- **GOAL**
Copy, in full, each line of the material that holds the word "Delivery".

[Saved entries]
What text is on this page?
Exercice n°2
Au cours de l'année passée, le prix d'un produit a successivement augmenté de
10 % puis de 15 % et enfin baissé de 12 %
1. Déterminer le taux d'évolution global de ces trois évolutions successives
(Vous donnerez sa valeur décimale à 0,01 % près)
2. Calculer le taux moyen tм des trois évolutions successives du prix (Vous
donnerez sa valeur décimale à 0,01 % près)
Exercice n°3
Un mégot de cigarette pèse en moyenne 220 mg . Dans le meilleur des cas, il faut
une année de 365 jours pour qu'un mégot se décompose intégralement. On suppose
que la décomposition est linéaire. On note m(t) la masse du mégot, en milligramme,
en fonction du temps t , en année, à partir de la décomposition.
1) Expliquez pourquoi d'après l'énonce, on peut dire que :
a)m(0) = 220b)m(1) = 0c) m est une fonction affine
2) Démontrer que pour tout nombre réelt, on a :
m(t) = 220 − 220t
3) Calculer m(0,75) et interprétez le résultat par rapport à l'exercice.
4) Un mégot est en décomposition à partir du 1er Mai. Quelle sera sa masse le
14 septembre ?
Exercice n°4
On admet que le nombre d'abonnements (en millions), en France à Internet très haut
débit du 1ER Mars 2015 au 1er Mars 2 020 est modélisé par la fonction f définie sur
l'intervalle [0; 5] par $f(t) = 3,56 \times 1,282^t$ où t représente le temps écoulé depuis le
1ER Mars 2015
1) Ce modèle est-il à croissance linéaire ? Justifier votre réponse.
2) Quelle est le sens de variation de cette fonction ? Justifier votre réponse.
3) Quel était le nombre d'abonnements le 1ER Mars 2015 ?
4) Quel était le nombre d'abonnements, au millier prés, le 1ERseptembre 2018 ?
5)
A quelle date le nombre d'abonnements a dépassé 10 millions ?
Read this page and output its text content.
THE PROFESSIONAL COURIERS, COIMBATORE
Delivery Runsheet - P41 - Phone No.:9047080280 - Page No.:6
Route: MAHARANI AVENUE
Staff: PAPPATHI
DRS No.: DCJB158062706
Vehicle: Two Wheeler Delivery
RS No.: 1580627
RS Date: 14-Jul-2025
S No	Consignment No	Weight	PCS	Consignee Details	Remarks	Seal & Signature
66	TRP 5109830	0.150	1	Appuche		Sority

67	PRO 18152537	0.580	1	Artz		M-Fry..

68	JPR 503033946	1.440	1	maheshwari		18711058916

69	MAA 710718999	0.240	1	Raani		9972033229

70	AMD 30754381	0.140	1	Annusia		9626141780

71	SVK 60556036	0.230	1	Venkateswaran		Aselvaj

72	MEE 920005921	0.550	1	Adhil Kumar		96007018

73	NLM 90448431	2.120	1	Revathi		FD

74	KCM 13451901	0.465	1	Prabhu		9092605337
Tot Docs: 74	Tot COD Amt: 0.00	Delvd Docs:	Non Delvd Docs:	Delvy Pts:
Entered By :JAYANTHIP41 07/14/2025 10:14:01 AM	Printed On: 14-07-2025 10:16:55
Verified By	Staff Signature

- **SOLUTION FOR THIS EXERCISE**
Delivery Runsheet - P41 - Phone No.:9047080280 - Page No.:6
Vehicle: Two Wheeler Delivery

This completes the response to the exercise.